GOAL: Where the string "horizontal" occurs in the material below, report the whole line.

RECORDS FOR THIS EXERCISE:
------------------------------------------------

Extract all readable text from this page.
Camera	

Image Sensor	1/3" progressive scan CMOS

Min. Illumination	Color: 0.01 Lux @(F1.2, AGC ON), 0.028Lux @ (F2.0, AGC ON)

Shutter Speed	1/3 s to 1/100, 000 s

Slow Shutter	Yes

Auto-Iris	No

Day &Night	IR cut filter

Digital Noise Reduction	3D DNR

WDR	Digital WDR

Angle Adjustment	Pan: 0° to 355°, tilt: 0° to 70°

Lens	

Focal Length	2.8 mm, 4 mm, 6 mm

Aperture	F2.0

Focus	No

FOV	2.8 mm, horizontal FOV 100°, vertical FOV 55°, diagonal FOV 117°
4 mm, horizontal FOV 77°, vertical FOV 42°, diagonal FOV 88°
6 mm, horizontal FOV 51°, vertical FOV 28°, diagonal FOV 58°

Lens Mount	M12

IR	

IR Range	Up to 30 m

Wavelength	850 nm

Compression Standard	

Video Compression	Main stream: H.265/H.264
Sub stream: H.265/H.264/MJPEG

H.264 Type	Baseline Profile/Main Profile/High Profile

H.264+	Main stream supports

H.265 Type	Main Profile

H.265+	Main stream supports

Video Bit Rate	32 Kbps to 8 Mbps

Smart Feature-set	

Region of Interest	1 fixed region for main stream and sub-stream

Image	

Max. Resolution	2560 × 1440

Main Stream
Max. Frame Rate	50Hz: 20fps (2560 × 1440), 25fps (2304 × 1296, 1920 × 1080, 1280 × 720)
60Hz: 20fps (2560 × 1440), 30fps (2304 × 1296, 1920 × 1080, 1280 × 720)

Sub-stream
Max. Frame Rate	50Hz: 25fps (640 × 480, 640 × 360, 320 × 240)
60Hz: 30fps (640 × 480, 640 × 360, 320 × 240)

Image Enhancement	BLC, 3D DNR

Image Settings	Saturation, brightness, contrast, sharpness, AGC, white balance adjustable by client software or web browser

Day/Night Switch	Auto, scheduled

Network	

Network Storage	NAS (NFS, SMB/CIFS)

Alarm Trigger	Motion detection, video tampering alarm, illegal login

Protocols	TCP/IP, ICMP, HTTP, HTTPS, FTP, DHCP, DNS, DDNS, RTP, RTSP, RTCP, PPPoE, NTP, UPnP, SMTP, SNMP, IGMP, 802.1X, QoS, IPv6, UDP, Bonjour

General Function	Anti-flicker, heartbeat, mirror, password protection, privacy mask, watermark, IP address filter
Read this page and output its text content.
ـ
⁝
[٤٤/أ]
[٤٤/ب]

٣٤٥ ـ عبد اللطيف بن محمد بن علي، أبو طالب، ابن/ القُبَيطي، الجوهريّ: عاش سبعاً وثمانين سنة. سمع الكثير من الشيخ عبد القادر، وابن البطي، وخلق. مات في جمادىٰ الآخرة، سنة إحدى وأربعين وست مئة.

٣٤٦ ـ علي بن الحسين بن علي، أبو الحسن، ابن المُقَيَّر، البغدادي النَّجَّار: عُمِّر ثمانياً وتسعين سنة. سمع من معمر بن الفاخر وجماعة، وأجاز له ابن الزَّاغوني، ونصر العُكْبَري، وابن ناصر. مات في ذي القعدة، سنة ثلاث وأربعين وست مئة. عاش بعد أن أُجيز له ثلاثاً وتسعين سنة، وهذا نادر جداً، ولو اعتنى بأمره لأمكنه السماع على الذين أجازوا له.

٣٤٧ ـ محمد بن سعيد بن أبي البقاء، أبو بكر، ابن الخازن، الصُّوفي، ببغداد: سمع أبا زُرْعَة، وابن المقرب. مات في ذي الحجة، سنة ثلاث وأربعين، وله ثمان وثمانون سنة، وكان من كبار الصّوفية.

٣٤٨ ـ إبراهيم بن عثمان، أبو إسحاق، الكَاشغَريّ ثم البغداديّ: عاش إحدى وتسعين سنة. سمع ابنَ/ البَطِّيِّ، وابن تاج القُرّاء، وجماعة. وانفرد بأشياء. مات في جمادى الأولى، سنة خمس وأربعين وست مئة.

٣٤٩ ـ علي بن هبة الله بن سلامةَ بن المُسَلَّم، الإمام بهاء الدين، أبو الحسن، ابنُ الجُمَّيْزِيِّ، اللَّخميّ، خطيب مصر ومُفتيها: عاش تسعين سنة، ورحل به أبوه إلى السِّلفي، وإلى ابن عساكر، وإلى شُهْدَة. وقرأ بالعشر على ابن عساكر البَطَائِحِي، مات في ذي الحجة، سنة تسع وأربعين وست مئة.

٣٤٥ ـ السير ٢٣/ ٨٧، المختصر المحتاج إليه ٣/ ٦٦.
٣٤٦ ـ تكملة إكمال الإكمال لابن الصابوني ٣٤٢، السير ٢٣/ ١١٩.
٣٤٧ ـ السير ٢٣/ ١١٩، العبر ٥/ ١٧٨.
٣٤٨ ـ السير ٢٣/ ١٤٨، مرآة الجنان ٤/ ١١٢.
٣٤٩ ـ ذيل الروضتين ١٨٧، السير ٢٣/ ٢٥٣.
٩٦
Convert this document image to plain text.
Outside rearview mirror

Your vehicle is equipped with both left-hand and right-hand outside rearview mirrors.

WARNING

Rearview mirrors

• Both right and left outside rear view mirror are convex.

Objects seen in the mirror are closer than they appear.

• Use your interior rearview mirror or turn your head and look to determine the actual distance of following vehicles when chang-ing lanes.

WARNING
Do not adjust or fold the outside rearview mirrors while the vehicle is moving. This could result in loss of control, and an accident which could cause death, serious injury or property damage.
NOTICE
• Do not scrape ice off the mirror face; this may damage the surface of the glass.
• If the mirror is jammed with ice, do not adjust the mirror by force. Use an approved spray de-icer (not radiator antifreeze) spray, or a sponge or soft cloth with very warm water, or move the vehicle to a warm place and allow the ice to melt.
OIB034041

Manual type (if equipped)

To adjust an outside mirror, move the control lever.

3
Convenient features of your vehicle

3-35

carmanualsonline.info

------------------------------------------------

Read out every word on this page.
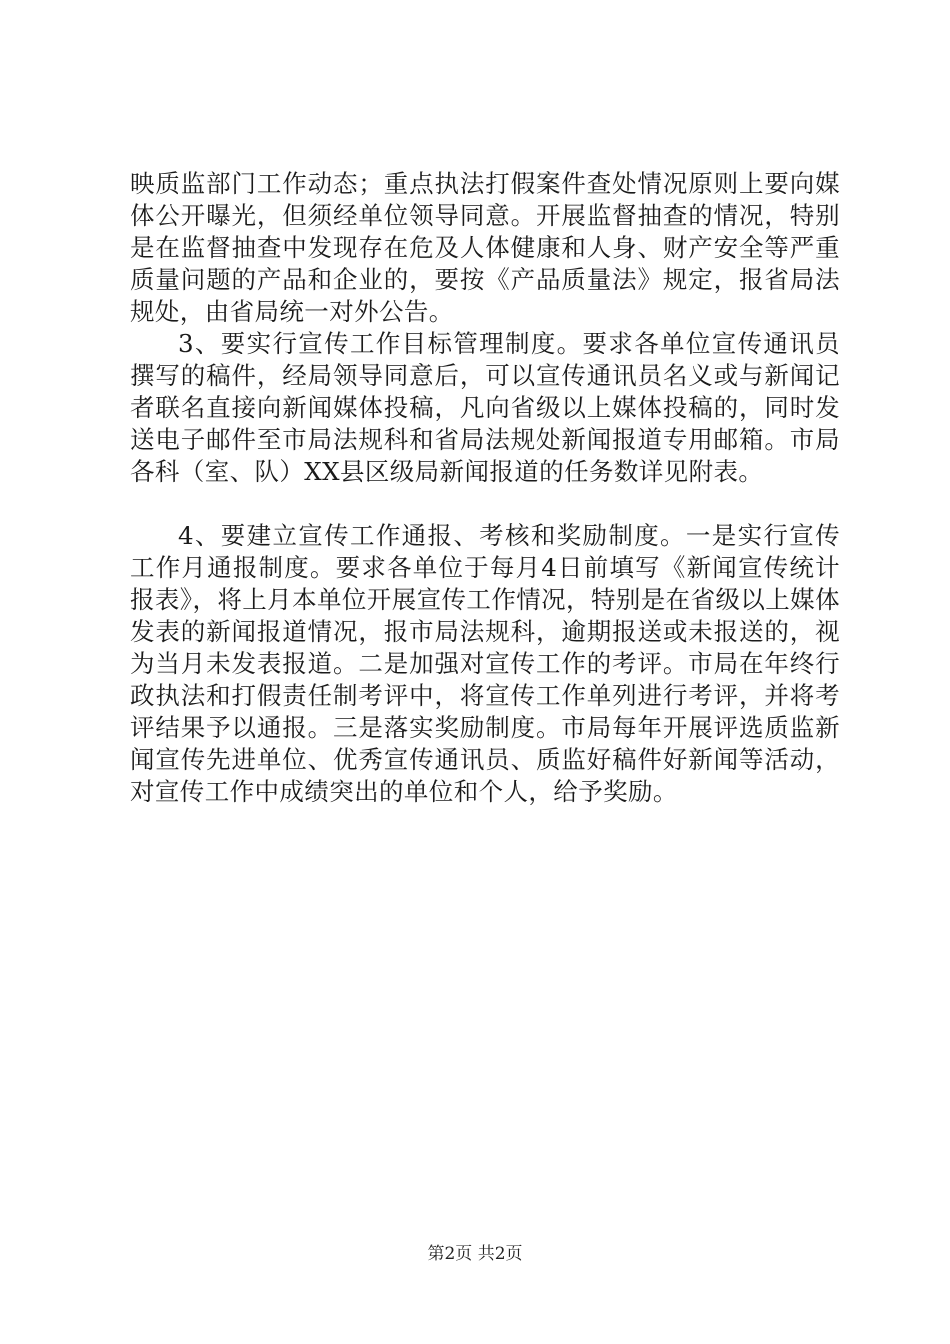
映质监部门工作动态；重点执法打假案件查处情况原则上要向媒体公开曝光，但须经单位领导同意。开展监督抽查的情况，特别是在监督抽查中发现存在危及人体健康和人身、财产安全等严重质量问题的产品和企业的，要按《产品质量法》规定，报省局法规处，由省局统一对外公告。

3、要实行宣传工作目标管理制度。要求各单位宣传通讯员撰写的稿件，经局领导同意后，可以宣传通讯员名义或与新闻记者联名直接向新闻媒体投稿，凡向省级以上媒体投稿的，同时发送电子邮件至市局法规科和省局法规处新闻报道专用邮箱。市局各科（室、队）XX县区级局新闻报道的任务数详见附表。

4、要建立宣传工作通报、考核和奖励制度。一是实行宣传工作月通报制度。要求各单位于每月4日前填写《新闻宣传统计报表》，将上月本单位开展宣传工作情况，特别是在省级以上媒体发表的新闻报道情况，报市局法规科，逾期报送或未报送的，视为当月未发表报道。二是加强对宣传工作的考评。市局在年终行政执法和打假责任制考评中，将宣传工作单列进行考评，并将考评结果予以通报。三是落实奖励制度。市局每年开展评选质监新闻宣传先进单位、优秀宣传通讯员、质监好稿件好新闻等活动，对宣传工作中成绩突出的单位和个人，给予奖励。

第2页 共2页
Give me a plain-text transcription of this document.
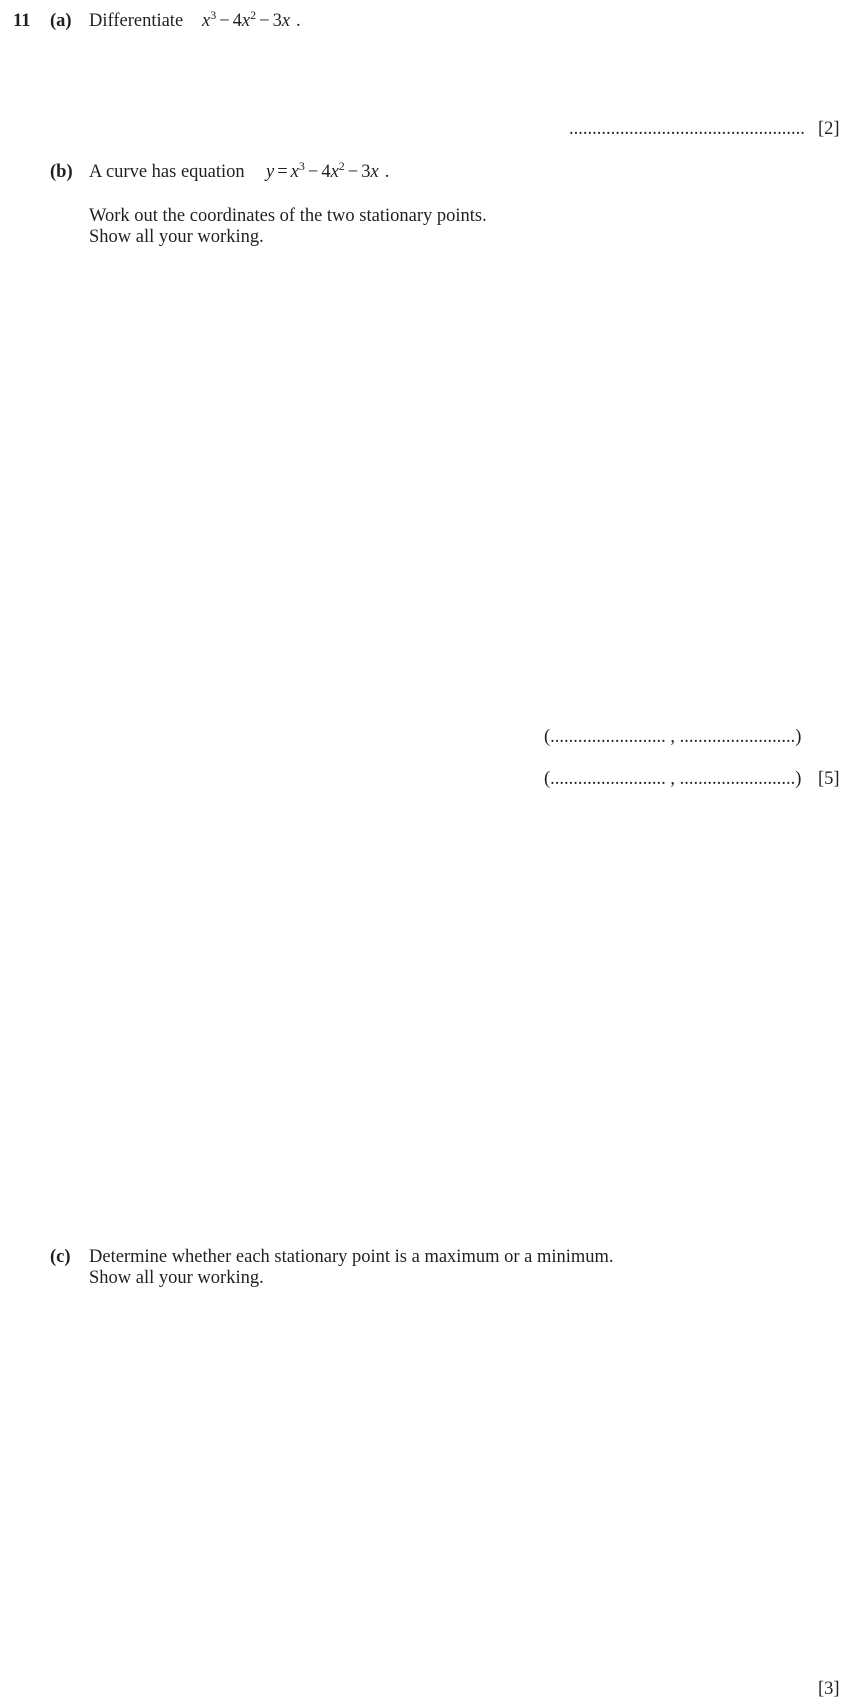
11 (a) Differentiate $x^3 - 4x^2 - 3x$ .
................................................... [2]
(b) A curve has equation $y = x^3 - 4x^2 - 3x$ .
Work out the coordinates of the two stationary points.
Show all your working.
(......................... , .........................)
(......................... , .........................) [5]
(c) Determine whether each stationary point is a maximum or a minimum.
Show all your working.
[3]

------------------------------------------------

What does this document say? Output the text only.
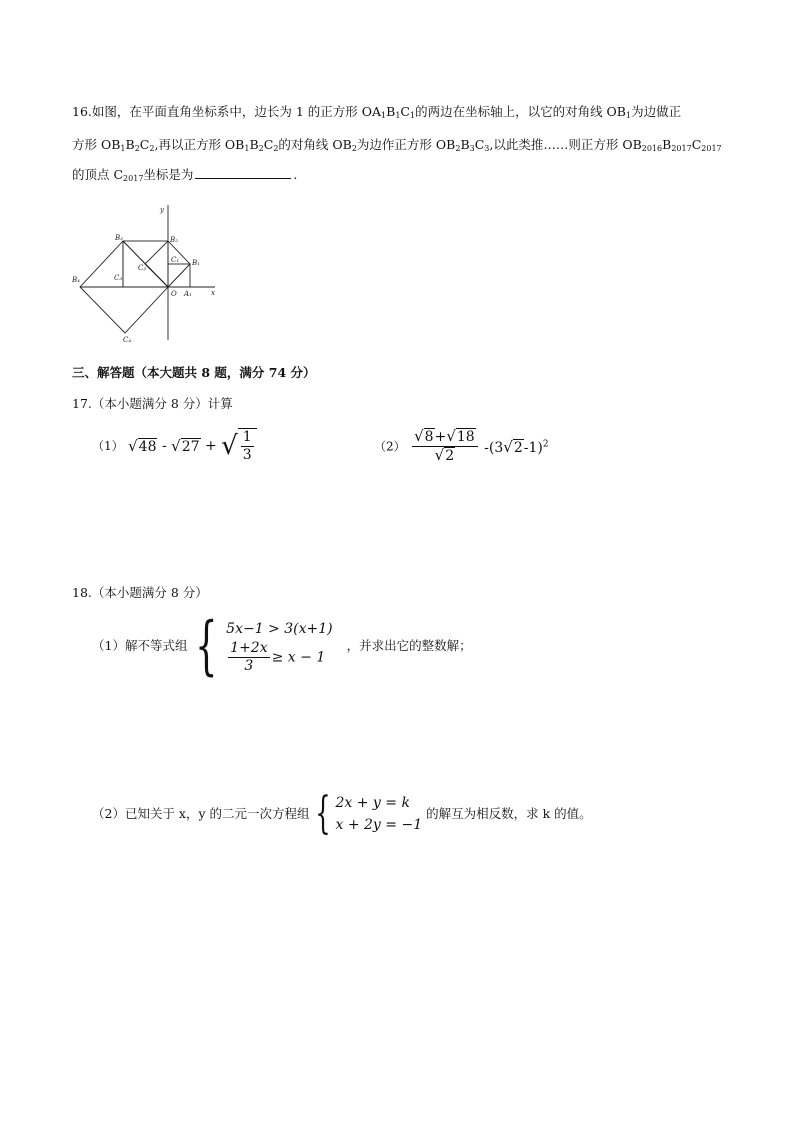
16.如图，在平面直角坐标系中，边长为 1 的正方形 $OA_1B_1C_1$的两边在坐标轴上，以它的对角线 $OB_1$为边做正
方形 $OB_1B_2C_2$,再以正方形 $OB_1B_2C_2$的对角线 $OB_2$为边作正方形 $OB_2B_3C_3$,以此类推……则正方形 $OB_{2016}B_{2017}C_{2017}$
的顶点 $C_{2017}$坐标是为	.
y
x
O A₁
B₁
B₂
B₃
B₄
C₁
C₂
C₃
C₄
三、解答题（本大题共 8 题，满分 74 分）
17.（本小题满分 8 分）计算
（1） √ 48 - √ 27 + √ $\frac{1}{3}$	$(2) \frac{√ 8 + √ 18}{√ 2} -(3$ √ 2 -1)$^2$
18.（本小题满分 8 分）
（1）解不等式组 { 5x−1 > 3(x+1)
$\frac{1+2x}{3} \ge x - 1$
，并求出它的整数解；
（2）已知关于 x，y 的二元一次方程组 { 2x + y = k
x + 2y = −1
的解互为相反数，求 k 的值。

------------------------------------------------

WORKED SOLUTION:
FOV	2.8 mm, horizontal FOV 100°, vertical FOV 55°, diagonal FOV 117°
4 mm, horizontal FOV 77°, vertical FOV 42°, diagonal FOV 88°
6 mm, horizontal FOV 51°, vertical FOV 28°, diagonal FOV 58°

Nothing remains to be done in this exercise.